Data items:
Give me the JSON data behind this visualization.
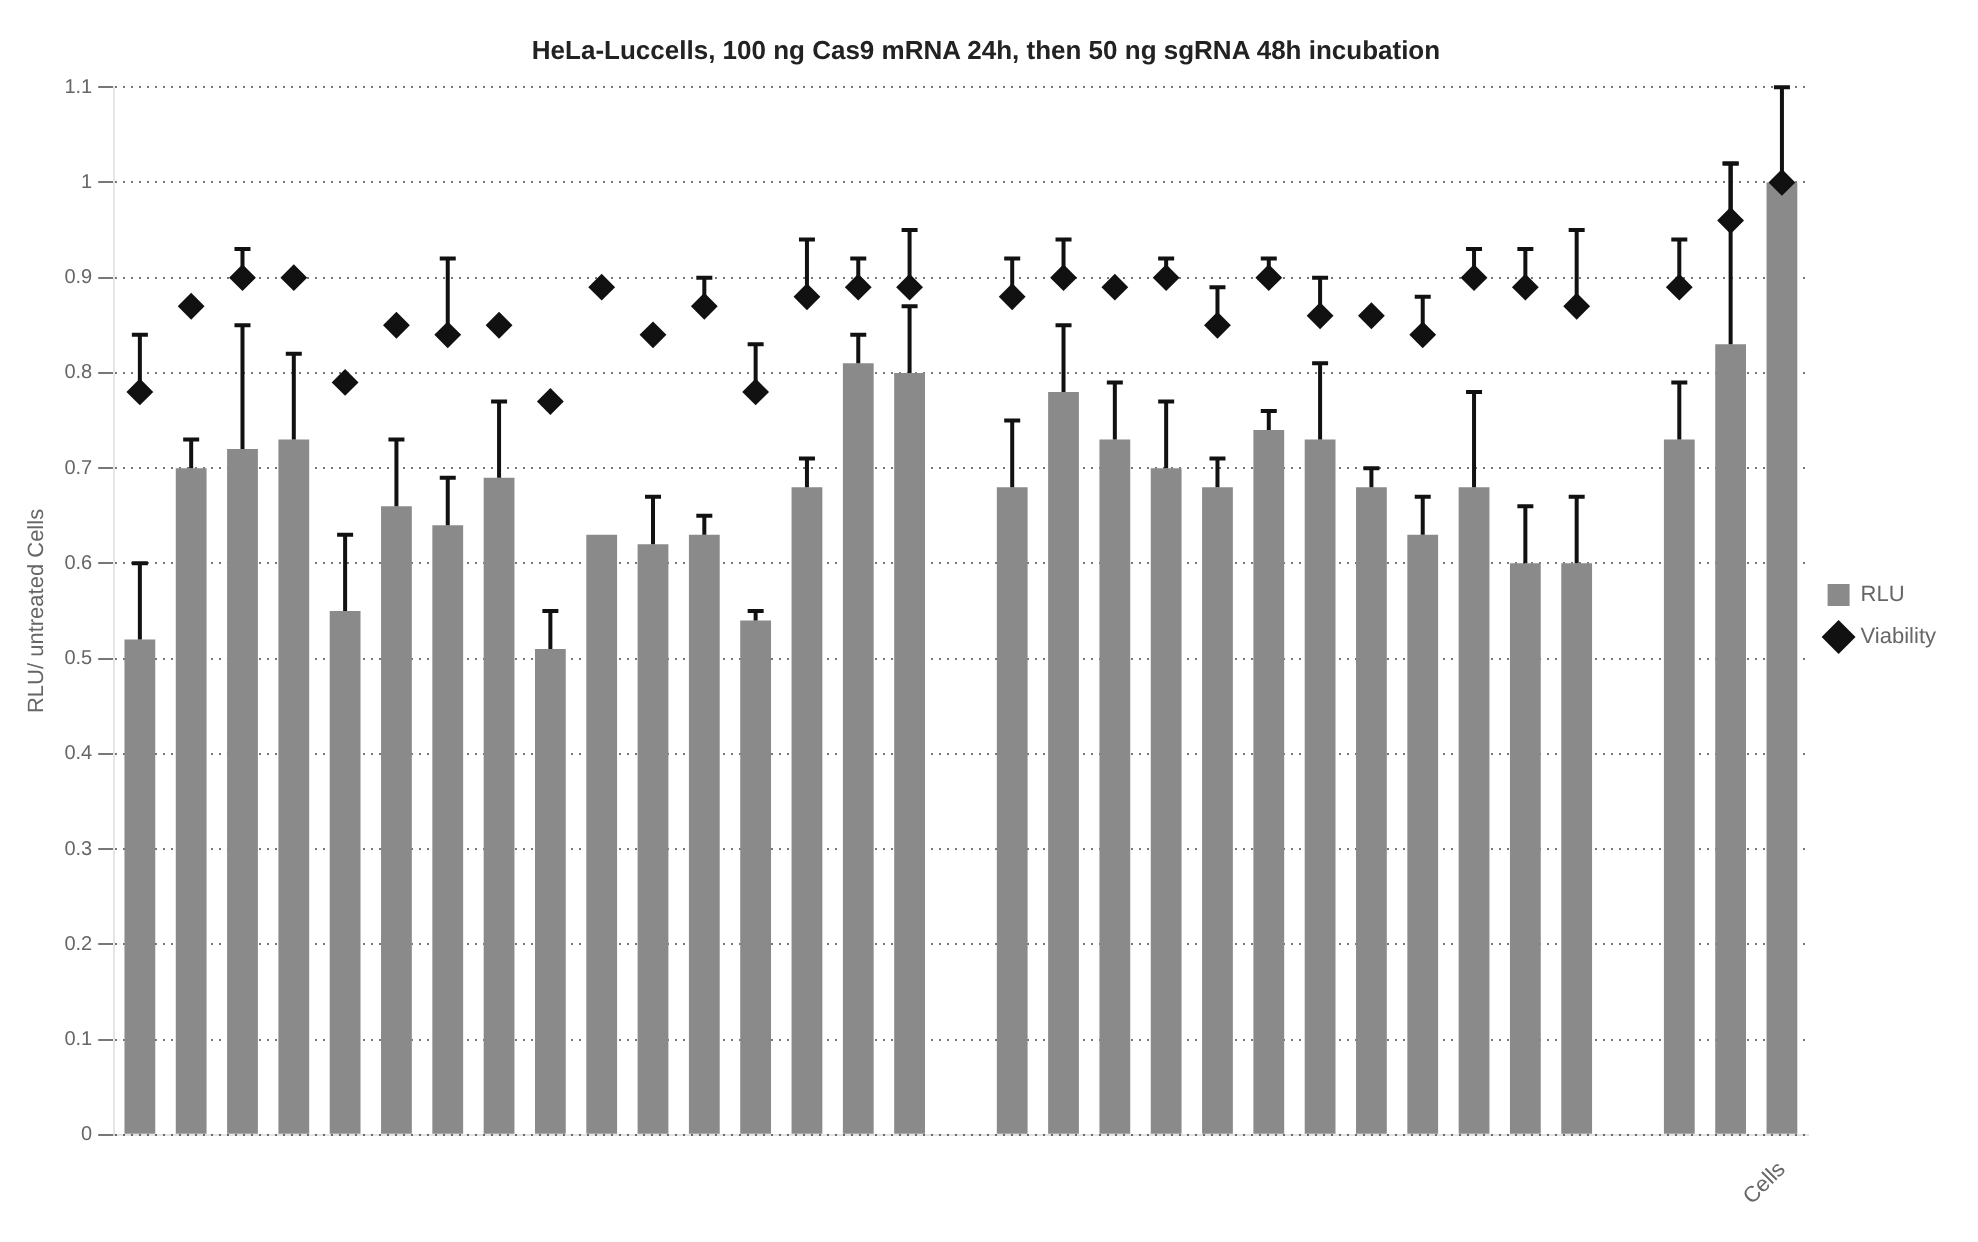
{
  "chart_data": {
    "type": "bar",
    "title": "HeLa-Luccells, 100 ng Cas9 mRNA 24h, then 50 ng sgRNA 48h incubation",
    "ylabel": "RLU/ untreated Cells",
    "categories": [
      null,
      null,
      null,
      null,
      null,
      null,
      null,
      null,
      null,
      null,
      null,
      null,
      null,
      null,
      null,
      null,
      null,
      null,
      null,
      null,
      null,
      null,
      null,
      null,
      null,
      null,
      null,
      null,
      null,
      null,
      null,
      null,
      "Cells"
    ],
    "series": [
      {
        "name": "RLU",
        "color": "#8a8a8a",
        "values": [
          0.52,
          0.7,
          0.72,
          0.73,
          0.55,
          0.66,
          0.64,
          0.69,
          0.51,
          0.63,
          0.62,
          0.63,
          0.54,
          0.68,
          0.81,
          0.8,
          null,
          0.68,
          0.78,
          0.73,
          0.7,
          0.68,
          0.74,
          0.73,
          0.68,
          0.63,
          0.68,
          0.6,
          0.6,
          null,
          0.73,
          0.83,
          1.0
        ],
        "errors": [
          [
            0.52,
            0.6
          ],
          [
            0.7,
            0.73
          ],
          [
            0.72,
            0.85
          ],
          [
            0.73,
            0.82
          ],
          [
            0.55,
            0.63
          ],
          [
            0.66,
            0.73
          ],
          [
            0.64,
            0.69
          ],
          [
            0.69,
            0.77
          ],
          [
            0.51,
            0.55
          ],
          null,
          [
            0.62,
            0.67
          ],
          [
            0.63,
            0.65
          ],
          [
            0.54,
            0.55
          ],
          [
            0.68,
            0.71
          ],
          [
            0.81,
            0.84
          ],
          [
            0.8,
            0.87
          ],
          null,
          [
            0.68,
            0.75
          ],
          [
            0.78,
            0.85
          ],
          [
            0.73,
            0.79
          ],
          [
            0.7,
            0.77
          ],
          [
            0.68,
            0.71
          ],
          [
            0.74,
            0.76
          ],
          [
            0.73,
            0.81
          ],
          [
            0.68,
            0.7
          ],
          [
            0.63,
            0.67
          ],
          [
            0.68,
            0.78
          ],
          [
            0.6,
            0.66
          ],
          [
            0.6,
            0.67
          ],
          null,
          [
            0.73,
            0.79
          ],
          [
            0.83,
            1.02
          ],
          [
            1.0,
            1.1
          ]
        ]
      },
      {
        "name": "Viability",
        "type": "scatter",
        "color": "#111111",
        "marker": "diamond",
        "values": [
          0.78,
          0.87,
          0.9,
          0.9,
          0.79,
          0.85,
          0.84,
          0.85,
          0.77,
          0.89,
          0.84,
          0.87,
          0.78,
          0.88,
          0.89,
          0.89,
          null,
          0.88,
          0.9,
          0.89,
          0.9,
          0.85,
          0.9,
          0.86,
          0.86,
          0.84,
          0.9,
          0.89,
          0.87,
          null,
          0.89,
          0.96,
          1.0
        ],
        "errors": [
          [
            0.78,
            0.84
          ],
          null,
          [
            0.9,
            0.93
          ],
          null,
          null,
          null,
          [
            0.84,
            0.92
          ],
          null,
          null,
          null,
          null,
          [
            0.87,
            0.9
          ],
          [
            0.78,
            0.83
          ],
          [
            0.88,
            0.94
          ],
          [
            0.89,
            0.92
          ],
          [
            0.89,
            0.95
          ],
          null,
          [
            0.88,
            0.92
          ],
          [
            0.9,
            0.94
          ],
          null,
          [
            0.9,
            0.92
          ],
          [
            0.85,
            0.89
          ],
          [
            0.9,
            0.92
          ],
          [
            0.86,
            0.9
          ],
          null,
          [
            0.84,
            0.88
          ],
          [
            0.9,
            0.93
          ],
          [
            0.89,
            0.93
          ],
          [
            0.87,
            0.95
          ],
          null,
          [
            0.89,
            0.94
          ],
          [
            0.96,
            1.02
          ],
          null
        ]
      }
    ],
    "ylim": [
      0,
      1.1
    ],
    "yticks": [
      0,
      0.1,
      0.2,
      0.3,
      0.4,
      0.5,
      0.6,
      0.7,
      0.8,
      0.9,
      1,
      1.1
    ],
    "grid": "y",
    "line_style": "dotted",
    "legend": "right"
  }
}
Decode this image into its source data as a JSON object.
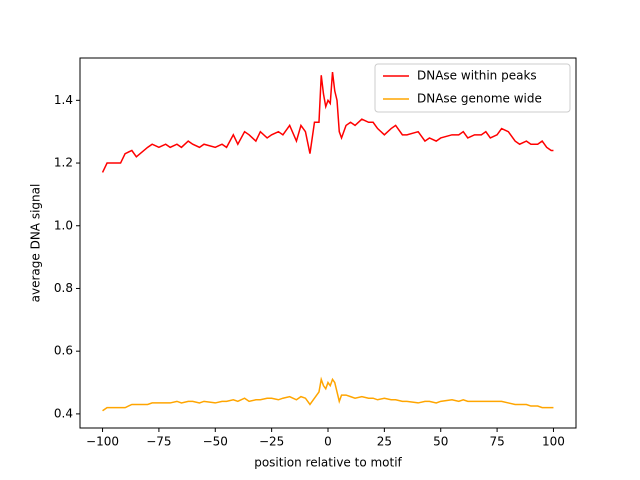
{
  "chart_data": {
    "type": "line",
    "xlabel": "position relative to motif",
    "ylabel": "average DNA signal",
    "xlim": [
      -110,
      110
    ],
    "ylim": [
      0.355,
      1.535
    ],
    "xticks": [
      {
        "value": -100,
        "label": "−100"
      },
      {
        "value": -75,
        "label": "−75"
      },
      {
        "value": -50,
        "label": "−50"
      },
      {
        "value": -25,
        "label": "−25"
      },
      0,
      25,
      50,
      75,
      100
    ],
    "yticks": [
      0.4,
      0.6,
      0.8,
      {
        "value": 1,
        "label": "1.0"
      },
      1.2,
      1.4
    ],
    "legend": "upper right",
    "x": [
      -100,
      -98,
      -95,
      -92,
      -90,
      -87,
      -85,
      -80,
      -78,
      -75,
      -72,
      -70,
      -67,
      -65,
      -62,
      -60,
      -57,
      -55,
      -50,
      -47,
      -45,
      -42,
      -40,
      -37,
      -35,
      -32,
      -30,
      -27,
      -25,
      -22,
      -20,
      -17,
      -14,
      -12,
      -10,
      -8,
      -6,
      -4,
      -3,
      -2,
      -1,
      0,
      1,
      2,
      3,
      4,
      5,
      6,
      8,
      10,
      12,
      15,
      18,
      20,
      22,
      25,
      28,
      30,
      33,
      35,
      40,
      43,
      45,
      48,
      50,
      55,
      58,
      60,
      62,
      65,
      68,
      70,
      72,
      75,
      77,
      80,
      83,
      85,
      88,
      90,
      93,
      95,
      97,
      99,
      100
    ],
    "series": [
      {
        "name": "DNAse within peaks",
        "color": "#ff0000",
        "values": [
          1.17,
          1.2,
          1.2,
          1.2,
          1.23,
          1.24,
          1.22,
          1.25,
          1.26,
          1.25,
          1.26,
          1.25,
          1.26,
          1.25,
          1.27,
          1.26,
          1.25,
          1.26,
          1.25,
          1.26,
          1.25,
          1.29,
          1.26,
          1.3,
          1.29,
          1.27,
          1.3,
          1.28,
          1.29,
          1.3,
          1.29,
          1.32,
          1.27,
          1.32,
          1.3,
          1.23,
          1.33,
          1.33,
          1.48,
          1.42,
          1.38,
          1.4,
          1.39,
          1.49,
          1.43,
          1.4,
          1.3,
          1.28,
          1.32,
          1.33,
          1.32,
          1.34,
          1.33,
          1.33,
          1.31,
          1.29,
          1.31,
          1.32,
          1.29,
          1.29,
          1.3,
          1.27,
          1.28,
          1.27,
          1.28,
          1.29,
          1.29,
          1.3,
          1.28,
          1.29,
          1.29,
          1.3,
          1.28,
          1.29,
          1.31,
          1.3,
          1.27,
          1.26,
          1.27,
          1.26,
          1.26,
          1.27,
          1.25,
          1.24,
          1.24
        ]
      },
      {
        "name": "DNAse genome wide",
        "color": "#ffa500",
        "values": [
          0.41,
          0.42,
          0.42,
          0.42,
          0.42,
          0.43,
          0.43,
          0.43,
          0.435,
          0.435,
          0.435,
          0.435,
          0.44,
          0.435,
          0.44,
          0.44,
          0.435,
          0.44,
          0.435,
          0.44,
          0.44,
          0.445,
          0.44,
          0.45,
          0.44,
          0.445,
          0.445,
          0.45,
          0.45,
          0.445,
          0.45,
          0.455,
          0.445,
          0.455,
          0.45,
          0.43,
          0.45,
          0.47,
          0.51,
          0.49,
          0.48,
          0.5,
          0.49,
          0.51,
          0.5,
          0.47,
          0.44,
          0.46,
          0.46,
          0.455,
          0.45,
          0.455,
          0.45,
          0.45,
          0.445,
          0.45,
          0.445,
          0.445,
          0.44,
          0.44,
          0.435,
          0.44,
          0.44,
          0.435,
          0.44,
          0.445,
          0.44,
          0.445,
          0.44,
          0.44,
          0.44,
          0.44,
          0.44,
          0.44,
          0.44,
          0.435,
          0.43,
          0.43,
          0.43,
          0.425,
          0.425,
          0.42,
          0.42,
          0.42,
          0.42
        ]
      }
    ]
  }
}
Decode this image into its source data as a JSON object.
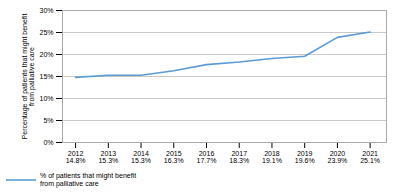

● Assignment
The word "color" may appear in lines of the entries. State how many lines hold it, as a number alone.

● Output of the exercise
4